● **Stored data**
* START *

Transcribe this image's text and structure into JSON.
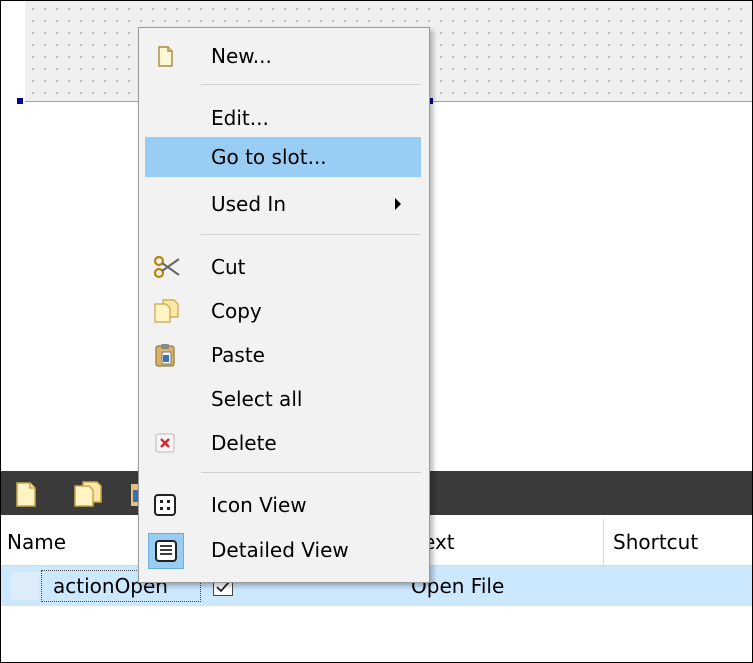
{
  "menu": {
    "items": [
      {
        "label": "New...",
        "icon": "new-document-icon"
      },
      {
        "label": "Edit..."
      },
      {
        "label": "Go to slot...",
        "highlighted": true
      },
      {
        "label": "Used In",
        "has_submenu": true
      },
      {
        "label": "Cut",
        "icon": "scissors-icon"
      },
      {
        "label": "Copy",
        "icon": "copy-icon"
      },
      {
        "label": "Paste",
        "icon": "paste-icon"
      },
      {
        "label": "Select all"
      },
      {
        "label": "Delete",
        "icon": "delete-icon"
      },
      {
        "label": "Icon View",
        "icon": "icon-view-icon"
      },
      {
        "label": "Detailed View",
        "icon": "detailed-view-icon",
        "checked": true
      }
    ]
  },
  "table": {
    "columns": [
      "Name",
      "ext",
      "Shortcut"
    ],
    "rows": [
      {
        "name": "actionOpen",
        "used": true,
        "text": "Open File",
        "shortcut": ""
      }
    ]
  },
  "colors": {
    "highlight": "#99cdf4",
    "selected_row": "#cce8ff",
    "toolbar": "#3a3a3a"
  }
}
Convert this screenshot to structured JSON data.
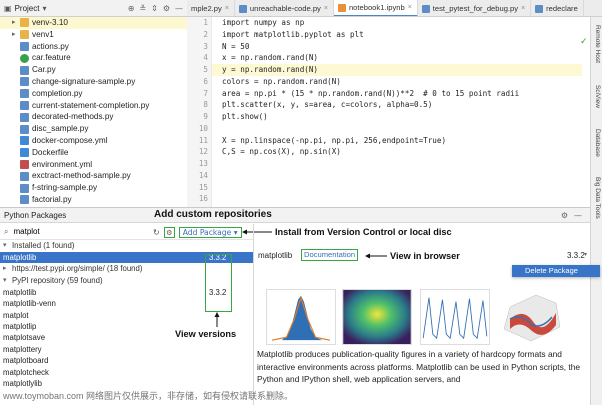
{
  "project": {
    "title": "Project",
    "tree": [
      {
        "label": "venv-3.10",
        "type": "folder",
        "arrow": true
      },
      {
        "label": "venv1",
        "type": "folder",
        "arrow": true
      },
      {
        "label": "actions.py",
        "type": "py"
      },
      {
        "label": "car.feature",
        "type": "feat"
      },
      {
        "label": "Car.py",
        "type": "py"
      },
      {
        "label": "change-signature-sample.py",
        "type": "py"
      },
      {
        "label": "completion.py",
        "type": "py"
      },
      {
        "label": "current-statement-completion.py",
        "type": "py"
      },
      {
        "label": "decorated-methods.py",
        "type": "py"
      },
      {
        "label": "disc_sample.py",
        "type": "py"
      },
      {
        "label": "docker-compose.yml",
        "type": "docker"
      },
      {
        "label": "Dockerfile",
        "type": "docker"
      },
      {
        "label": "environment.yml",
        "type": "yml"
      },
      {
        "label": "exctract-method-sample.py",
        "type": "py"
      },
      {
        "label": "f-string-sample.py",
        "type": "py"
      },
      {
        "label": "factorial.py",
        "type": "py"
      }
    ]
  },
  "tabs": [
    {
      "label": "mple2.py",
      "active": false
    },
    {
      "label": "unreachable-code.py",
      "active": false
    },
    {
      "label": "notebook1.ipynb",
      "active": true
    },
    {
      "label": "test_pytest_for_debug.py",
      "active": false
    },
    {
      "label": "redeclare",
      "active": false
    }
  ],
  "editor": {
    "lines": [
      {
        "n": "1",
        "code": "import numpy as np"
      },
      {
        "n": "2",
        "code": "import matplotlib.pyplot as plt"
      },
      {
        "n": "3",
        "code": "N = 50"
      },
      {
        "n": "4",
        "code": "x = np.random.rand(N)"
      },
      {
        "n": "5",
        "code": "y = np.random.rand(N)",
        "hl": true
      },
      {
        "n": "6",
        "code": "colors = np.random.rand(N)"
      },
      {
        "n": "7",
        "code": "area = np.pi * (15 * np.random.rand(N))**2  # 0 to 15 point radii"
      },
      {
        "n": "8",
        "code": "plt.scatter(x, y, s=area, c=colors, alpha=0.5)"
      },
      {
        "n": "9",
        "code": "plt.show()"
      },
      {
        "n": "10",
        "code": ""
      },
      {
        "n": "11",
        "code": "X = np.linspace(-np.pi, np.pi, 256,endpoint=True)"
      },
      {
        "n": "12",
        "code": "C,S = np.cos(X), np.sin(X)"
      },
      {
        "n": "13",
        "code": ""
      },
      {
        "n": "14",
        "code": ""
      },
      {
        "n": "15",
        "code": ""
      },
      {
        "n": "16",
        "code": ""
      }
    ]
  },
  "right_strip": [
    "Remote Host",
    "SciView",
    "Database",
    "Big Data Tools"
  ],
  "packages": {
    "title": "Python Packages",
    "search_value": "matplot",
    "add_package_label": "Add Package",
    "groups": {
      "installed": "Installed (1 found)",
      "testpypi": "https://test.pypi.org/simple/ (18 found)",
      "pypi": "PyPI repository (59 found)"
    },
    "installed": [
      {
        "name": "matplotlib",
        "version": "3.3.2"
      }
    ],
    "pypi": [
      {
        "name": "matplotlib",
        "version": "3.3.2"
      },
      {
        "name": "matplotlib-venn",
        "version": ""
      },
      {
        "name": "matplot",
        "version": ""
      },
      {
        "name": "matplotlip",
        "version": ""
      },
      {
        "name": "matplotsave",
        "version": ""
      },
      {
        "name": "matplottery",
        "version": ""
      },
      {
        "name": "matplotboard",
        "version": ""
      },
      {
        "name": "matplotcheck",
        "version": ""
      },
      {
        "name": "matplotlylib",
        "version": ""
      }
    ],
    "detail": {
      "name": "matplotlib",
      "documentation": "Documentation",
      "version": "3.3.2",
      "description": "Matplotlib produces publication-quality figures in a variety of hardcopy formats and interactive environments across platforms. Matplotlib can be used in Python scripts, the Python and IPython shell, web application servers, and"
    },
    "menu_delete": "Delete Package"
  },
  "annotations": {
    "add_custom_repos": "Add custom repositories",
    "install_from_vcs": "Install from Version Control or local disc",
    "view_in_browser": "View in browser",
    "view_versions": "View versions"
  },
  "watermark": "www.toymoban.com 网络图片仅供展示，非存储，如有侵权请联系删除。",
  "colors": {
    "accent": "#3874c8",
    "annotation_green": "#38a644",
    "highlight": "#fcf9d3"
  }
}
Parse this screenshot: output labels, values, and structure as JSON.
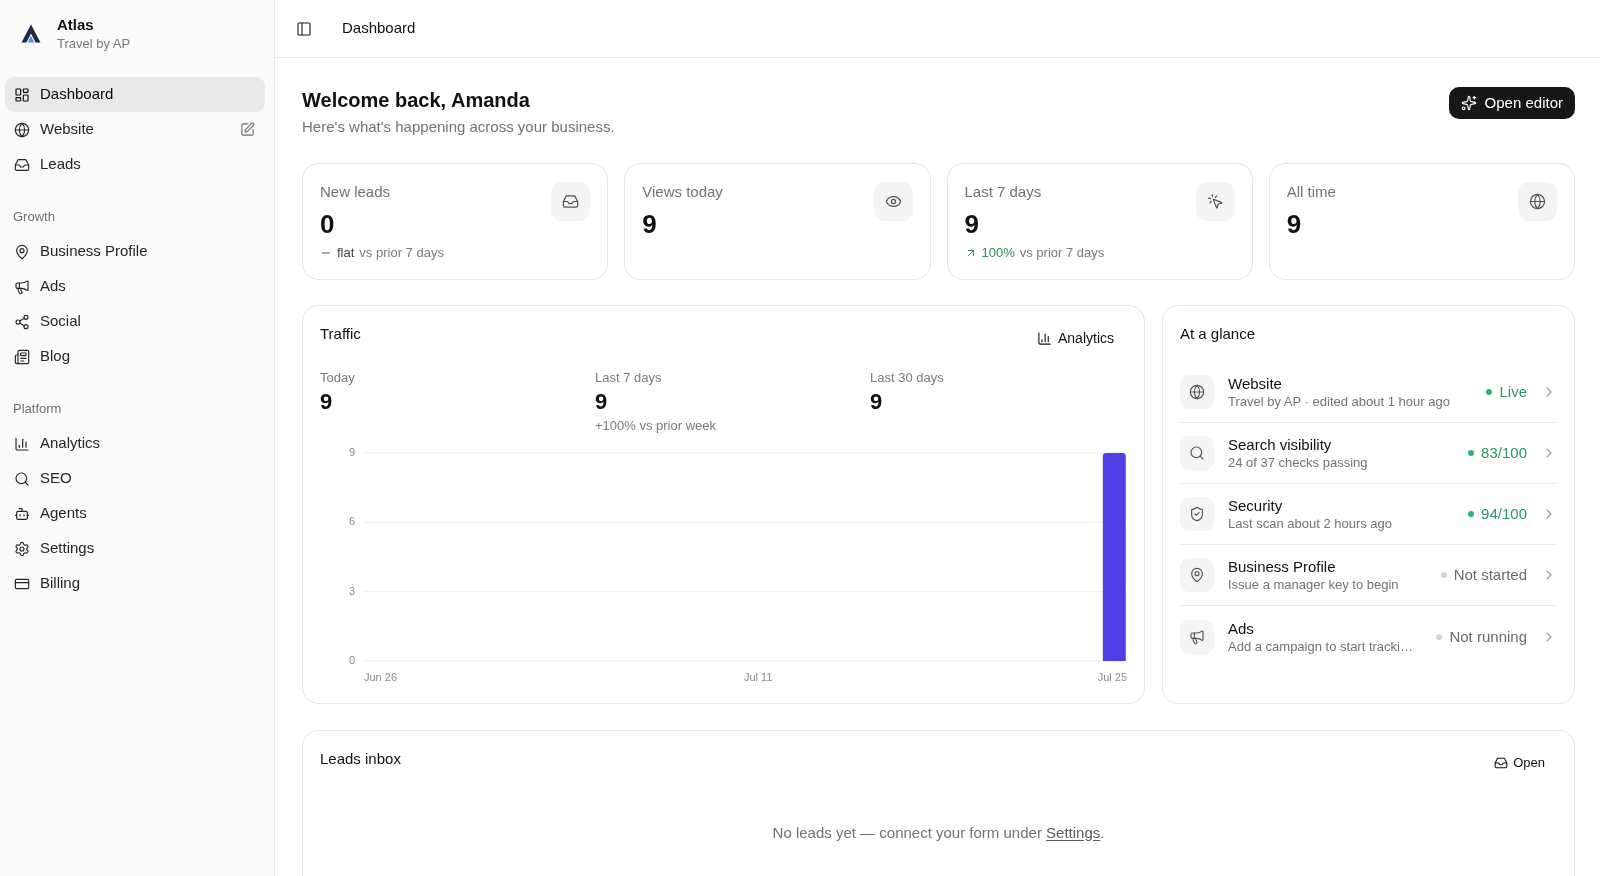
{
  "sidebar": {
    "brand": {
      "name": "Atlas",
      "subtitle": "Travel by AP"
    },
    "groups": [
      {
        "items": [
          {
            "label": "Dashboard",
            "selected": true,
            "kind": "link"
          },
          {
            "label": "Website",
            "selected": false,
            "kind": "editable"
          },
          {
            "label": "Leads",
            "selected": false,
            "kind": "link"
          }
        ]
      },
      {
        "heading": "Growth",
        "items": [
          {
            "label": "Business Profile",
            "selected": false,
            "kind": "link"
          },
          {
            "label": "Ads",
            "selected": false,
            "kind": "link"
          },
          {
            "label": "Social",
            "selected": false,
            "kind": "link"
          },
          {
            "label": "Blog",
            "selected": false,
            "kind": "link"
          }
        ]
      },
      {
        "heading": "Platform",
        "items": [
          {
            "label": "Analytics",
            "selected": false,
            "kind": "link"
          },
          {
            "label": "SEO",
            "selected": false,
            "kind": "link"
          },
          {
            "label": "Agents",
            "selected": false,
            "kind": "link"
          },
          {
            "label": "Settings",
            "selected": false,
            "kind": "link"
          },
          {
            "label": "Billing",
            "selected": false,
            "kind": "link"
          }
        ]
      }
    ]
  },
  "header": {
    "title": "Dashboard"
  },
  "welcome": {
    "title": "Welcome back, Amanda",
    "subtitle": "Here's what's happening across your business.",
    "button": "Open editor"
  },
  "stats": [
    {
      "label": "New leads",
      "value": "0",
      "kind": "flat",
      "change": "flat",
      "comparison": "vs prior 7 days"
    },
    {
      "label": "Views today",
      "value": "9"
    },
    {
      "label": "Last 7 days",
      "value": "9",
      "kind": "up",
      "change": "100%",
      "comparison": "vs prior 7 days"
    },
    {
      "label": "All time",
      "value": "9"
    }
  ],
  "traffic": {
    "title": "Traffic",
    "button": "Analytics",
    "metrics": [
      {
        "label": "Today",
        "value": "9"
      },
      {
        "label": "Last 7 days",
        "value": "9",
        "note": "+100% vs prior week"
      },
      {
        "label": "Last 30 days",
        "value": "9"
      }
    ],
    "chart_data": {
      "type": "bar",
      "categories": [
        "Jun 26",
        null,
        null,
        null,
        null,
        null,
        null,
        null,
        null,
        null,
        null,
        null,
        null,
        null,
        null,
        "Jul 11",
        null,
        null,
        null,
        null,
        null,
        null,
        null,
        null,
        null,
        null,
        null,
        null,
        null,
        "Jul 25"
      ],
      "values": [
        0,
        0,
        0,
        0,
        0,
        0,
        0,
        0,
        0,
        0,
        0,
        0,
        0,
        0,
        0,
        0,
        0,
        0,
        0,
        0,
        0,
        0,
        0,
        0,
        0,
        0,
        0,
        0,
        0,
        9
      ],
      "ylim": [
        0,
        9
      ],
      "yticks": [
        {
          "value": 0,
          "label": "0"
        },
        {
          "value": 3,
          "label": "3"
        },
        {
          "value": 6,
          "label": "6"
        },
        {
          "value": 9,
          "label": "9"
        }
      ]
    }
  },
  "glance": {
    "title": "At a glance",
    "rows": [
      {
        "title": "Website",
        "subtitle": "Travel by AP · edited about 1 hour ago",
        "status": "Live",
        "kind": "good",
        "color": "#34b073"
      },
      {
        "title": "Search visibility",
        "subtitle": "24 of 37 checks passing",
        "status": "83/100",
        "kind": "good",
        "color": "#34b073"
      },
      {
        "title": "Security",
        "subtitle": "Last scan about 2 hours ago",
        "status": "94/100",
        "kind": "good",
        "color": "#34b073"
      },
      {
        "title": "Business Profile",
        "subtitle": "Issue a manager key to begin",
        "status": "Not started",
        "kind": "idle",
        "color": "#d4d4d4"
      },
      {
        "title": "Ads",
        "subtitle": "Add a campaign to start tracki…",
        "status": "Not running",
        "kind": "idle",
        "color": "#d4d4d4"
      }
    ]
  },
  "leads_inbox": {
    "title": "Leads inbox",
    "button": "Open",
    "message": "No leads yet — connect your form under",
    "link": "Settings",
    "end": "."
  }
}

* END *

● **Objective**
Collect each line containing the string "colors".

● **Response to the task**
  "colors": {
        "code": "colors = np.random.rand(N)"
        "code": "plt.scatter(x, y, s=area, c=colors, alpha=0.5)"
  "colors": {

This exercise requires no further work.